### WHAT YOU NEED TO DO
Write out the listing below again, precisely as it is given.

Extracted records
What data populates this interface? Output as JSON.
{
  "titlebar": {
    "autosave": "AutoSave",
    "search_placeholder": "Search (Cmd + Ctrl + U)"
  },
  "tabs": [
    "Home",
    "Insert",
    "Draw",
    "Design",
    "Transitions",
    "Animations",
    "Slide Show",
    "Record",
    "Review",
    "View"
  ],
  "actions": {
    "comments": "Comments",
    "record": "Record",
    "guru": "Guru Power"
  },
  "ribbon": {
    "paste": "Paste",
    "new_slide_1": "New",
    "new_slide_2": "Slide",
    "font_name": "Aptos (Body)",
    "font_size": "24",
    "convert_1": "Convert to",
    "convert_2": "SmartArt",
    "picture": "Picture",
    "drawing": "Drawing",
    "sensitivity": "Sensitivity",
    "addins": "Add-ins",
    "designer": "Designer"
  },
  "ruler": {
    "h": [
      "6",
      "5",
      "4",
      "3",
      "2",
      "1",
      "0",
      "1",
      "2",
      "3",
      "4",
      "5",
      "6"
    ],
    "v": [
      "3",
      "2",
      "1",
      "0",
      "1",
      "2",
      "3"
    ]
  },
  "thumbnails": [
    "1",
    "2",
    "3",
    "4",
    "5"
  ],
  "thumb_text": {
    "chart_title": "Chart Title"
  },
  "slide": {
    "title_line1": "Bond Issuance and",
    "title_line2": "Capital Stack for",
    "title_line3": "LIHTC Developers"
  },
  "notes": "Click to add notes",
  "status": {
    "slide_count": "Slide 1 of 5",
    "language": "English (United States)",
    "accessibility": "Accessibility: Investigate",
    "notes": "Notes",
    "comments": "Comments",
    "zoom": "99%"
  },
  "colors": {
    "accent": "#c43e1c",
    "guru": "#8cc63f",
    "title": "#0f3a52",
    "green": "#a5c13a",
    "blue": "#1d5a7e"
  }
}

### WORKED ANSWER
What data populates this interface? Output as JSON.
{
  "titlebar": {
    "autosave": "AutoSave",
    "search_placeholder": "Search (Cmd + Ctrl + U)"
  },
  "tabs": [
    "Home",
    "Insert",
    "Draw",
    "Design",
    "Transitions",
    "Animations",
    "Slide Show",
    "Record",
    "Review",
    "View"
  ],
  "actions": {
    "comments": "Comments",
    "record": "Record",
    "guru": "Guru Power"
  },
  "ribbon": {
    "paste": "Paste",
    "new_slide_1": "New",
    "new_slide_2": "Slide",
    "font_name": "Aptos (Body)",
    "font_size": "24",
    "convert_1": "Convert to",
    "convert_2": "SmartArt",
    "picture": "Picture",
    "drawing": "Drawing",
    "sensitivity": "Sensitivity",
    "addins": "Add-ins",
    "designer": "Designer"
  },
  "ruler": {
    "h": [
      "6",
      "5",
      "4",
      "3",
      "2",
      "1",
      "0",
      "1",
      "2",
      "3",
      "4",
      "5",
      "6"
    ],
    "v": [
      "3",
      "2",
      "1",
      "0",
      "1",
      "2",
      "3"
    ]
  },
  "thumbnails": [
    "1",
    "2",
    "3",
    "4",
    "5"
  ],
  "thumb_text": {
    "chart_title": "Chart Title"
  },
  "slide": {
    "title_line1": "Bond Issuance and",
    "title_line2": "Capital Stack for",
    "title_line3": "LIHTC Developers"
  },
  "notes": "Click to add notes",
  "status": {
    "slide_count": "Slide 1 of 5",
    "language": "English (United States)",
    "accessibility": "Accessibility: Investigate",
    "notes": "Notes",
    "comments": "Comments",
    "zoom": "99%"
  },
  "colors": {
    "accent": "#c43e1c",
    "guru": "#8cc63f",
    "title": "#0f3a52",
    "green": "#a5c13a",
    "blue": "#1d5a7e"
  }
}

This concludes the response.